Below are the records. Count the lines containing the string "Total", and reply with the number alone.

(Figure content listings)

• • • •

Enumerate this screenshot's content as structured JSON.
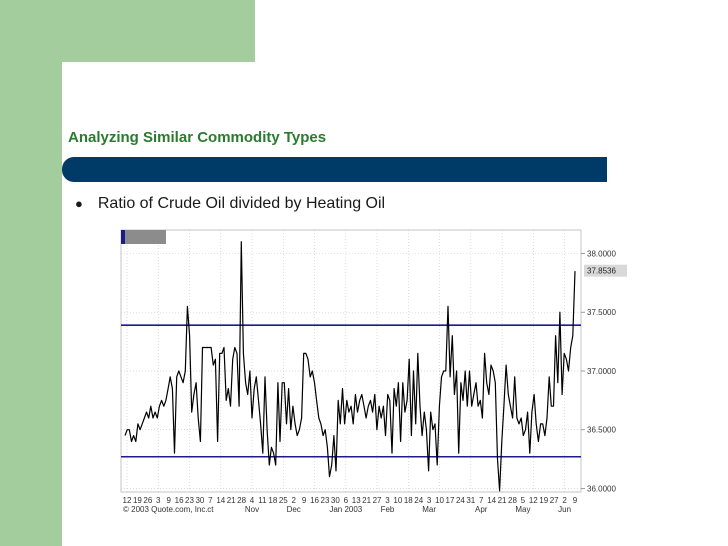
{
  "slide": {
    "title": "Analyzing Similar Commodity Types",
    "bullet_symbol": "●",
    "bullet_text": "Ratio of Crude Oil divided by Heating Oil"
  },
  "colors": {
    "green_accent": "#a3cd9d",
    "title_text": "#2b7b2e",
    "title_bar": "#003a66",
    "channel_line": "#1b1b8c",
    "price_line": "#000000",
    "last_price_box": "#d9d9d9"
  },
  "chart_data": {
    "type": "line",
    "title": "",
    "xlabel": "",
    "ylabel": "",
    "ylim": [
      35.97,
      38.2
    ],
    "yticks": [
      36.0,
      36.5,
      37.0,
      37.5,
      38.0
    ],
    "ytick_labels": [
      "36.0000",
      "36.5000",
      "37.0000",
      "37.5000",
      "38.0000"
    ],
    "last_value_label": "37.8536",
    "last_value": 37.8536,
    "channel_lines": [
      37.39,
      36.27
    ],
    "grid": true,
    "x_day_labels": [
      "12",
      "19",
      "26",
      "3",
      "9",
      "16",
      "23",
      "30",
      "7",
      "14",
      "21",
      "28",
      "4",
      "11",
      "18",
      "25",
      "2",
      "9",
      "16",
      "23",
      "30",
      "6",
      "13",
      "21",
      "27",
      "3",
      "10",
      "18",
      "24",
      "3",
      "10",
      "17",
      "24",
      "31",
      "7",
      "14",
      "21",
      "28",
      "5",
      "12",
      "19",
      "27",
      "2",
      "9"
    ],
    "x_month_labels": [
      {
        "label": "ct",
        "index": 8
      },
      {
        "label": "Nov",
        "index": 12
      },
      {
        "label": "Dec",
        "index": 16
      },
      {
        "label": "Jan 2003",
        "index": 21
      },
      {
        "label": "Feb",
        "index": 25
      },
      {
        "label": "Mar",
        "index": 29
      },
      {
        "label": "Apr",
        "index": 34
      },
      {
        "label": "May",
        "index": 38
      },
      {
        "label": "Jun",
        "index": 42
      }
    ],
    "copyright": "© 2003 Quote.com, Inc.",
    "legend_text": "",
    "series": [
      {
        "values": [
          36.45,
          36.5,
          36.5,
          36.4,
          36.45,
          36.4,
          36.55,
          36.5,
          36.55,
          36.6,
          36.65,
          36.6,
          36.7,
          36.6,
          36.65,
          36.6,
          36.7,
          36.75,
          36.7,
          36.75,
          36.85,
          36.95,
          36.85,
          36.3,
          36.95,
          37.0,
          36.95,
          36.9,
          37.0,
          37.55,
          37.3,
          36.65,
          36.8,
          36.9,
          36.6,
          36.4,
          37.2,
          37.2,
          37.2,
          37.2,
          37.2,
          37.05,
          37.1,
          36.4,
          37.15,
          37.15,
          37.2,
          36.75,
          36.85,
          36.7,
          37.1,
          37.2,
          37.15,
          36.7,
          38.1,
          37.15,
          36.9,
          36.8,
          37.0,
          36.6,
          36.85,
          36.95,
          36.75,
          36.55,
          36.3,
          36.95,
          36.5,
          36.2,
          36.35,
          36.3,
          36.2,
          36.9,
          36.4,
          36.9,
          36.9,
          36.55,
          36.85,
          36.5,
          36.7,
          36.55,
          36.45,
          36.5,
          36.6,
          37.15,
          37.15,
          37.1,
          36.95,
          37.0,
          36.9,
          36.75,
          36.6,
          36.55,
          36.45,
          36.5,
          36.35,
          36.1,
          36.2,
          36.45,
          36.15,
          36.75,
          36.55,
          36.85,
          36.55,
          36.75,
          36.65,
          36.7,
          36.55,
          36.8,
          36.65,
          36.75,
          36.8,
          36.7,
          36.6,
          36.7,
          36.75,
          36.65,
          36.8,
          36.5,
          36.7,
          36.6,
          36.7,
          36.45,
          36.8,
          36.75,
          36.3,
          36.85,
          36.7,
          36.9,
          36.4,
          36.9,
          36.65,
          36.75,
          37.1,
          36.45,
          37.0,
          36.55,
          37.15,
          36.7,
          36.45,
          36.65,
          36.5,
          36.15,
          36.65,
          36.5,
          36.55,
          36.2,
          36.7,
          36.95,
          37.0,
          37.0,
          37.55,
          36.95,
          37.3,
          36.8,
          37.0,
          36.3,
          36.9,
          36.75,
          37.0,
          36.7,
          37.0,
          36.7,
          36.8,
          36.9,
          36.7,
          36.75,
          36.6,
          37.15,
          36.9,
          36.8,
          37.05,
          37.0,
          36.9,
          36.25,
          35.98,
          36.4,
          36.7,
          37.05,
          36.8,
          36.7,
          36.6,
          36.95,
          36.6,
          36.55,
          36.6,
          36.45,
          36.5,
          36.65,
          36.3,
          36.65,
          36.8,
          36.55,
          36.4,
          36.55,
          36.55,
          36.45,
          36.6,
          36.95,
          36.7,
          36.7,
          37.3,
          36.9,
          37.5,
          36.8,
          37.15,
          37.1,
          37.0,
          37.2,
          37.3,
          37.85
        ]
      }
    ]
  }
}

• • • •

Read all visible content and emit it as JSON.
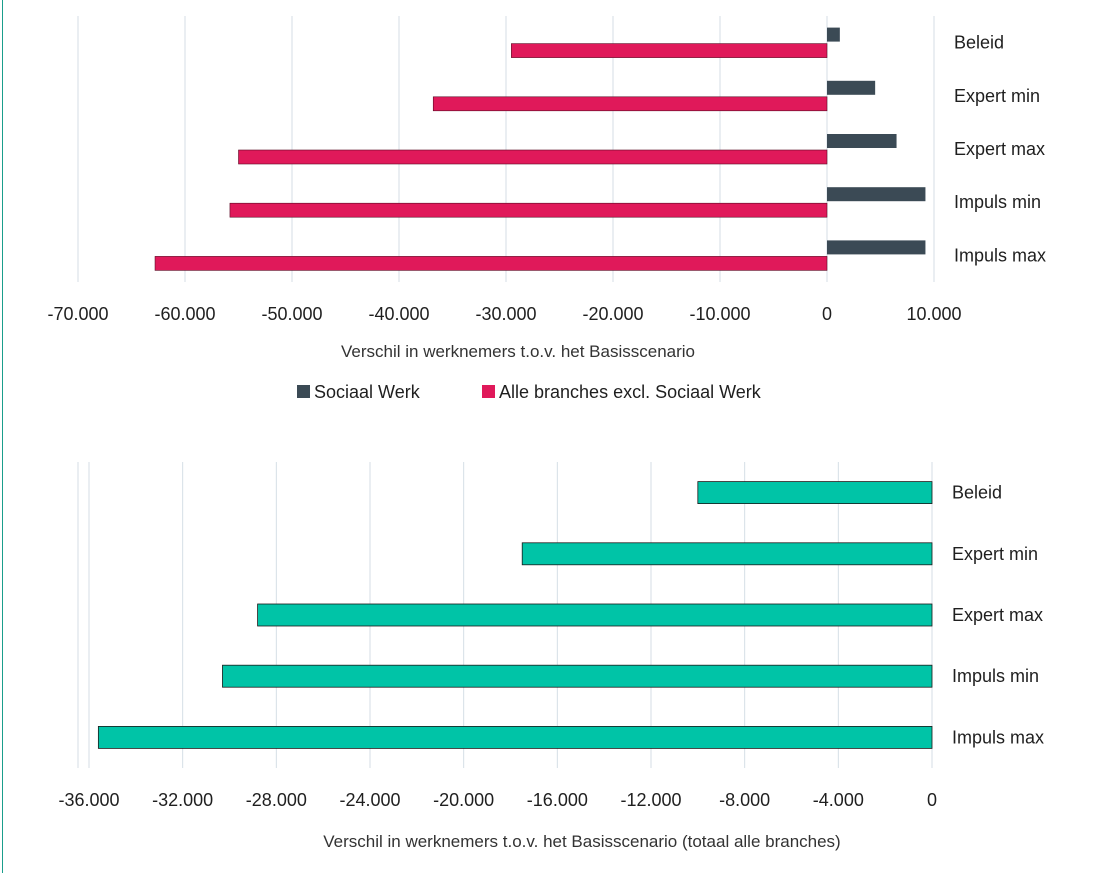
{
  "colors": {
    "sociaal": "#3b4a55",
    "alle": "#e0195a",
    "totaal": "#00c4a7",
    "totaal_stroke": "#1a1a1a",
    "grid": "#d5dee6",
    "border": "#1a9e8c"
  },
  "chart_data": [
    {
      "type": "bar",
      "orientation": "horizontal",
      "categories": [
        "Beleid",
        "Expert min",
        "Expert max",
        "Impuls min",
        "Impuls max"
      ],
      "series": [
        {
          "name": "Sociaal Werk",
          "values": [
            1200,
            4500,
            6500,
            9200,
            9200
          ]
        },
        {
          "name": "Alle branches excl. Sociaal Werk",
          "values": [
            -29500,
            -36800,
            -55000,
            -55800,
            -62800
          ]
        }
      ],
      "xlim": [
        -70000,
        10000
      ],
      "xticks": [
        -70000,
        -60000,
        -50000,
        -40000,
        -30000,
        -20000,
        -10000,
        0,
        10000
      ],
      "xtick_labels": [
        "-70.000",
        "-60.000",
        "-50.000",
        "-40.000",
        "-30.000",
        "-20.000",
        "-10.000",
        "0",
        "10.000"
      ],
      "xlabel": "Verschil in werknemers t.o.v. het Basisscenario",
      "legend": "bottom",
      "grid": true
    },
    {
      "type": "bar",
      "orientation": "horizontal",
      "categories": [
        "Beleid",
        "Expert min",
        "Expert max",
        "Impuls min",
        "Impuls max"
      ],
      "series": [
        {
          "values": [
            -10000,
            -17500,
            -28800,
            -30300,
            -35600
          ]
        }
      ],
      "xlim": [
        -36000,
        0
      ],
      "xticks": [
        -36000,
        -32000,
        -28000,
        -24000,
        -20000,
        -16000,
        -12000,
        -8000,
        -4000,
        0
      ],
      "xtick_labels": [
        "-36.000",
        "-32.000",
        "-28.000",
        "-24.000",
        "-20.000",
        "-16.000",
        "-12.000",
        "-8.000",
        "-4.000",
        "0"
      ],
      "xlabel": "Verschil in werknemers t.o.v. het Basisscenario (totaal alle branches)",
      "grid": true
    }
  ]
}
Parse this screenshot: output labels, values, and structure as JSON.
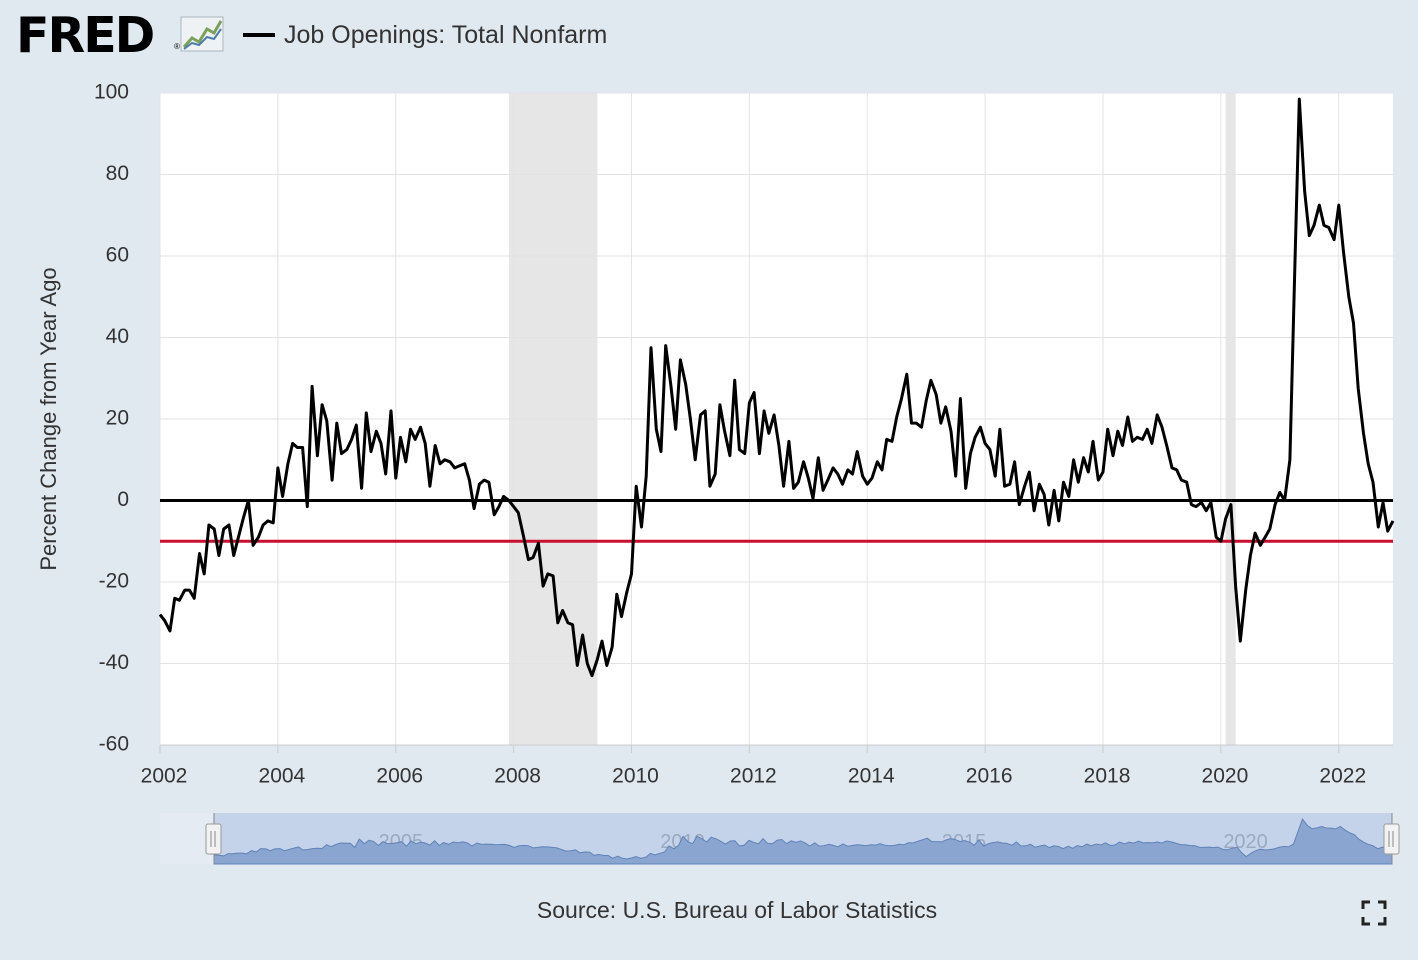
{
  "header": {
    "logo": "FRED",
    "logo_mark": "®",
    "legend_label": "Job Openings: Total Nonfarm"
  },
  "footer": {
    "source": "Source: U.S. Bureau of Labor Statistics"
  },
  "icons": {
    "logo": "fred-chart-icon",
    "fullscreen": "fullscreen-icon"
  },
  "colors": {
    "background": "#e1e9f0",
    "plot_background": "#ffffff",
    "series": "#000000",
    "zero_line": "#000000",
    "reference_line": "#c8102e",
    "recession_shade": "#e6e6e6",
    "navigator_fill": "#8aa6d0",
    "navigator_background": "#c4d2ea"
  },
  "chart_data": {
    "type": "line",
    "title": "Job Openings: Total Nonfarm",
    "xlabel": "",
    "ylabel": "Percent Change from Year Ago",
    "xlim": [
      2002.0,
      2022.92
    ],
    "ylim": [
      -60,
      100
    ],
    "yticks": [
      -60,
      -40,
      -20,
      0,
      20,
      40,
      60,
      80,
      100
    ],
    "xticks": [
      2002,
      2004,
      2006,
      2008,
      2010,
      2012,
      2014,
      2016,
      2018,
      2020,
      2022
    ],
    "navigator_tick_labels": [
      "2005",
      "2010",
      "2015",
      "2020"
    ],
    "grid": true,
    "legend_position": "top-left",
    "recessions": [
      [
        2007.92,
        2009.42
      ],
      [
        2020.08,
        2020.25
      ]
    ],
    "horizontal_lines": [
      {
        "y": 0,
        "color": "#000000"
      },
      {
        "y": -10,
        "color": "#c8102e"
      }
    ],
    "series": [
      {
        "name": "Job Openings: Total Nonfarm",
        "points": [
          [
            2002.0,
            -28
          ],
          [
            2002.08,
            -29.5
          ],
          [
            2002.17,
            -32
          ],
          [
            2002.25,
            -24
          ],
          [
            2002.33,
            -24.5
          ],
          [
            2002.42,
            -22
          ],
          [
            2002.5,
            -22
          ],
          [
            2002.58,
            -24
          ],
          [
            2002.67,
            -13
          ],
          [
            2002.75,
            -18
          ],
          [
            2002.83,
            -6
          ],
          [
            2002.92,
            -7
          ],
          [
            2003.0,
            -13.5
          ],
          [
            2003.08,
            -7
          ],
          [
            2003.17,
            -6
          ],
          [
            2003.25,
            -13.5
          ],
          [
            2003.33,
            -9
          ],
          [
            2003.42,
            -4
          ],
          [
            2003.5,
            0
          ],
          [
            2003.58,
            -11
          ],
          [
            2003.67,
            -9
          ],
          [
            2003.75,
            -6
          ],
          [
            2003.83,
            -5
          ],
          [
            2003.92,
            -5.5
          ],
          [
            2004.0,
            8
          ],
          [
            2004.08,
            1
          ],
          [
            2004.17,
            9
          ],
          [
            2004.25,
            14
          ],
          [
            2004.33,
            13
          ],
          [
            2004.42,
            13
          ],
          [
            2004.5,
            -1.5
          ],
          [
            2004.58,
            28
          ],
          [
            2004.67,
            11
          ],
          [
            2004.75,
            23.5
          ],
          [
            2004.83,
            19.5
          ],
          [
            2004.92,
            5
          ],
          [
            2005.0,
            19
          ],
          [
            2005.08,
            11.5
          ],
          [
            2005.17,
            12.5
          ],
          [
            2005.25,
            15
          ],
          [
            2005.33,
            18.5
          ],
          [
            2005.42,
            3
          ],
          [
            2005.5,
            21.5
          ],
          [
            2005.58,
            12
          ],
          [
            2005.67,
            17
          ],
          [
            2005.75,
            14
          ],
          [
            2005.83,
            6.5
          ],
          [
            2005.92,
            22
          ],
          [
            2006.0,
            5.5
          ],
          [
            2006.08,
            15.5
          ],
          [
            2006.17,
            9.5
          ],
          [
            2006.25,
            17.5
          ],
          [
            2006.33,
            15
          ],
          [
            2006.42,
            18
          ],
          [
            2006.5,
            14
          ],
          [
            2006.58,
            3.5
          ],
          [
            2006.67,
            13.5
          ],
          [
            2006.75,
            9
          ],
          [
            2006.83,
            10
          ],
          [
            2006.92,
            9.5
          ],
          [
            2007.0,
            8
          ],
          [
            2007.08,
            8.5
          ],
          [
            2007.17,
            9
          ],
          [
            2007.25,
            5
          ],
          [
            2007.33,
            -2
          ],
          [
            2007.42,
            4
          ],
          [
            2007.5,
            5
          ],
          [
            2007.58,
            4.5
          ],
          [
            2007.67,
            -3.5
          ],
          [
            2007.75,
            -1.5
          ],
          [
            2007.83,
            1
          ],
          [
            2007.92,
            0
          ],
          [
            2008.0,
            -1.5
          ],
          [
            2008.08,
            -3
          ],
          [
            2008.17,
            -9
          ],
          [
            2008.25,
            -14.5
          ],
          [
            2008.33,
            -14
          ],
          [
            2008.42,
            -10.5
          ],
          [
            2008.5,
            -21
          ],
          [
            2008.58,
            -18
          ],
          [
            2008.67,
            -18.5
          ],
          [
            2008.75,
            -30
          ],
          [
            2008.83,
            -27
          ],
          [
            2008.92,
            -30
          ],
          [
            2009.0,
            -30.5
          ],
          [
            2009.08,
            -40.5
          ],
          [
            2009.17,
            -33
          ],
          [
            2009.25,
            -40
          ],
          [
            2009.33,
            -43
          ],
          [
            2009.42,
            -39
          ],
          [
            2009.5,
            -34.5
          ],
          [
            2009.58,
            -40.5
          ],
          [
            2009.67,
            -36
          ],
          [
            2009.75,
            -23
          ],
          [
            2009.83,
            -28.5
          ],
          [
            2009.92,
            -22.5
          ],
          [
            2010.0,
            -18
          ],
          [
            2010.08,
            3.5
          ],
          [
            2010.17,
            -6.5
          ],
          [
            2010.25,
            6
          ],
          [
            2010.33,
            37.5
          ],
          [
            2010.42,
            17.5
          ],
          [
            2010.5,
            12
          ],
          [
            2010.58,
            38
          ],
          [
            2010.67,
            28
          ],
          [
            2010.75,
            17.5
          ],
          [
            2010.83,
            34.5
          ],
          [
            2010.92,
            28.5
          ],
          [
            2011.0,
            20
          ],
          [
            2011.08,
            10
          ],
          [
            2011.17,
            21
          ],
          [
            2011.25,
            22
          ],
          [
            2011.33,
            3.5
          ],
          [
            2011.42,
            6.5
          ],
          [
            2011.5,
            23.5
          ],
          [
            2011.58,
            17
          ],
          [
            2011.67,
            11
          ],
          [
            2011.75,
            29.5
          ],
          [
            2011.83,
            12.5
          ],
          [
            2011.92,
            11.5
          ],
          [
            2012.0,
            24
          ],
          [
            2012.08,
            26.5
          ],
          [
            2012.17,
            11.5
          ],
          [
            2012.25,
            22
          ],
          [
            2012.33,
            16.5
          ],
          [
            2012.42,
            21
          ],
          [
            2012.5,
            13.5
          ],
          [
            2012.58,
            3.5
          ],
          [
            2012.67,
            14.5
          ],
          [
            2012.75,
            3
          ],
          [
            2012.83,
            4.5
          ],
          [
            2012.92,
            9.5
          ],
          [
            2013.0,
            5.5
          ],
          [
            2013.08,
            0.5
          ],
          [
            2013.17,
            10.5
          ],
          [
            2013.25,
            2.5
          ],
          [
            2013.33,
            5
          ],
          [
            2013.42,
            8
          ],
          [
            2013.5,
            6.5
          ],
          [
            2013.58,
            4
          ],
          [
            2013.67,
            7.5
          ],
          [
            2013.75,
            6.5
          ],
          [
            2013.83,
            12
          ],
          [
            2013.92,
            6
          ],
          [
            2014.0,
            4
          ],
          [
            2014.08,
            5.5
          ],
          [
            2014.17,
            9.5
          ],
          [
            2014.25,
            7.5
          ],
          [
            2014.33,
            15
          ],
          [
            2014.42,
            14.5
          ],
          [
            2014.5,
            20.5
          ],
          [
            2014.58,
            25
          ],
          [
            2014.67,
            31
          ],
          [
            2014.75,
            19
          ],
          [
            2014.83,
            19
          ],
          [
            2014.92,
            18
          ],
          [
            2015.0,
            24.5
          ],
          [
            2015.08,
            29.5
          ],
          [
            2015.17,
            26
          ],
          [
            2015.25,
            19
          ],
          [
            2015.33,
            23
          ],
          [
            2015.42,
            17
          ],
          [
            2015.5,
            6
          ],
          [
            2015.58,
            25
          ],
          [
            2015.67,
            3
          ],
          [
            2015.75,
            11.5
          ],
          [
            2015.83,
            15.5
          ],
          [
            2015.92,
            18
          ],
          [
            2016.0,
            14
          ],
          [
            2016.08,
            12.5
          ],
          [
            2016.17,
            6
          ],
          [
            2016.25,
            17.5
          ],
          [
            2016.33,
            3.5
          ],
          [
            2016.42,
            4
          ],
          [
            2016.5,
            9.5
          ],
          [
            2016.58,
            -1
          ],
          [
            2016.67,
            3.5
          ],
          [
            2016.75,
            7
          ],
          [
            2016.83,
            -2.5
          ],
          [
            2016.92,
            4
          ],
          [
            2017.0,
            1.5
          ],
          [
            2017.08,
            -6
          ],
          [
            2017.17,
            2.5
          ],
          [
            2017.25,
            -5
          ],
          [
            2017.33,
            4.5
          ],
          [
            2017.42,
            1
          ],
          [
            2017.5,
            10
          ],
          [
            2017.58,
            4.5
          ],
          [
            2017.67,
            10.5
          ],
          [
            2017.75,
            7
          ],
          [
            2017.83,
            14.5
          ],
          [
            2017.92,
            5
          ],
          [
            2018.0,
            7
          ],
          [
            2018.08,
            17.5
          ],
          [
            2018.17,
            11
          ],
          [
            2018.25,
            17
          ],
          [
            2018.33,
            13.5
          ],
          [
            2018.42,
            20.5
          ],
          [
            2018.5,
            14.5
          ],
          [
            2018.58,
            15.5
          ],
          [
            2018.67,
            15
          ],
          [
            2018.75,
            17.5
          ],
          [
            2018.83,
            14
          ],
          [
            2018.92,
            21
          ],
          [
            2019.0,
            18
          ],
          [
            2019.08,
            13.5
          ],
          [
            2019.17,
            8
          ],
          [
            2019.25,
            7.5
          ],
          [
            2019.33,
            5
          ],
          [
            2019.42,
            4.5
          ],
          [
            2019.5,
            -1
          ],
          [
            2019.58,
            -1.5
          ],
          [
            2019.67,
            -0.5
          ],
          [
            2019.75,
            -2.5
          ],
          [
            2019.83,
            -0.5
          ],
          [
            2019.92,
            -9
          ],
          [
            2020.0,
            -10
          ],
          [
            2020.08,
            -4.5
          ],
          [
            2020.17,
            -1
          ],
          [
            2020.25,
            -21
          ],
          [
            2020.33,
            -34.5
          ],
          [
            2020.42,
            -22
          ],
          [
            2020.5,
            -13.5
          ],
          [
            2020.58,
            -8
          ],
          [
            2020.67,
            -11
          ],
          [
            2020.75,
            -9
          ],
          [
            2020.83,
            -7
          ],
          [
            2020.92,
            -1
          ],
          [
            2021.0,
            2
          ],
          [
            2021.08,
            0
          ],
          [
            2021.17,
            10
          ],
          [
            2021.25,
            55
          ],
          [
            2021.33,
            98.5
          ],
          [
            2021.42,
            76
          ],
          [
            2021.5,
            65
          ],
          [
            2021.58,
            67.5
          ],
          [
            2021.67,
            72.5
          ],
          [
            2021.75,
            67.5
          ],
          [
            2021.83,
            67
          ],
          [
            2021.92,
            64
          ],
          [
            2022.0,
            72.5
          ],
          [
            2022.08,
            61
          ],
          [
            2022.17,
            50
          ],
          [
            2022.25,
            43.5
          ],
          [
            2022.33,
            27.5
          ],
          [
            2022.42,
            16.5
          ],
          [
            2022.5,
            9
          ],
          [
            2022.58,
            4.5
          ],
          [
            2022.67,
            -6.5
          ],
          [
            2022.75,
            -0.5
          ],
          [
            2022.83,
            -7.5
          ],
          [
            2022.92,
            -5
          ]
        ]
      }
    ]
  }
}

• • • •

** SOLUTION TO THE PROBLEM **
3